Exercise requirements: Write out all entries word for word.
┌─ Raw records
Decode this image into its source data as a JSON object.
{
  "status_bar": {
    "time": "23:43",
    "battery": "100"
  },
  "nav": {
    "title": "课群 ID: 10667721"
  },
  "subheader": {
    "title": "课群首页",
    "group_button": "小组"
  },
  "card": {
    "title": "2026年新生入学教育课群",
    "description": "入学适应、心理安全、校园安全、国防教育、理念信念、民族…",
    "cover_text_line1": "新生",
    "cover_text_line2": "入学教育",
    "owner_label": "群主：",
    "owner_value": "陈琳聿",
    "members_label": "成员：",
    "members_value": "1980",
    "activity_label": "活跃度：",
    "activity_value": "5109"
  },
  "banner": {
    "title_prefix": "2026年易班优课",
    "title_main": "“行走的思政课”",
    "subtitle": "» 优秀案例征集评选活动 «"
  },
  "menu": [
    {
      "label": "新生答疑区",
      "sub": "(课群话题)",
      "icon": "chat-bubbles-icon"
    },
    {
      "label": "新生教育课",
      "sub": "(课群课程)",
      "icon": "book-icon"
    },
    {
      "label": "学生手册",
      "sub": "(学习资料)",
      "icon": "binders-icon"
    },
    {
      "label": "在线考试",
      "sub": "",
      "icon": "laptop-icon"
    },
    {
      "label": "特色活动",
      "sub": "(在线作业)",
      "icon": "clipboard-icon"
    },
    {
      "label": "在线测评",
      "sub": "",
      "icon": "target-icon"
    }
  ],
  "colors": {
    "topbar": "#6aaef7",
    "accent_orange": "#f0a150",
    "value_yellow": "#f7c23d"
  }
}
└─
Solution to this exercise:
Decode this image into its source data as a JSON object.
{
  "status_bar": {
    "time": "23:43",
    "battery": "100"
  },
  "nav": {
    "title": "课群 ID: 10667721"
  },
  "subheader": {
    "title": "课群首页",
    "group_button": "小组"
  },
  "card": {
    "title": "2026年新生入学教育课群",
    "description": "入学适应、心理安全、校园安全、国防教育、理念信念、民族…",
    "cover_text_line1": "新生",
    "cover_text_line2": "入学教育",
    "owner_label": "群主：",
    "owner_value": "陈琳聿",
    "members_label": "成员：",
    "members_value": "1980",
    "activity_label": "活跃度：",
    "activity_value": "5109"
  },
  "banner": {
    "title_prefix": "2026年易班优课",
    "title_main": "“行走的思政课”",
    "subtitle": "» 优秀案例征集评选活动 «"
  },
  "menu": [
    {
      "label": "新生答疑区",
      "sub": "(课群话题)",
      "icon": "chat-bubbles-icon"
    },
    {
      "label": "新生教育课",
      "sub": "(课群课程)",
      "icon": "book-icon"
    },
    {
      "label": "学生手册",
      "sub": "(学习资料)",
      "icon": "binders-icon"
    },
    {
      "label": "在线考试",
      "sub": "",
      "icon": "laptop-icon"
    },
    {
      "label": "特色活动",
      "sub": "(在线作业)",
      "icon": "clipboard-icon"
    },
    {
      "label": "在线测评",
      "sub": "",
      "icon": "target-icon"
    }
  ],
  "colors": {
    "topbar": "#6aaef7",
    "accent_orange": "#f0a150",
    "value_yellow": "#f7c23d"
  }
}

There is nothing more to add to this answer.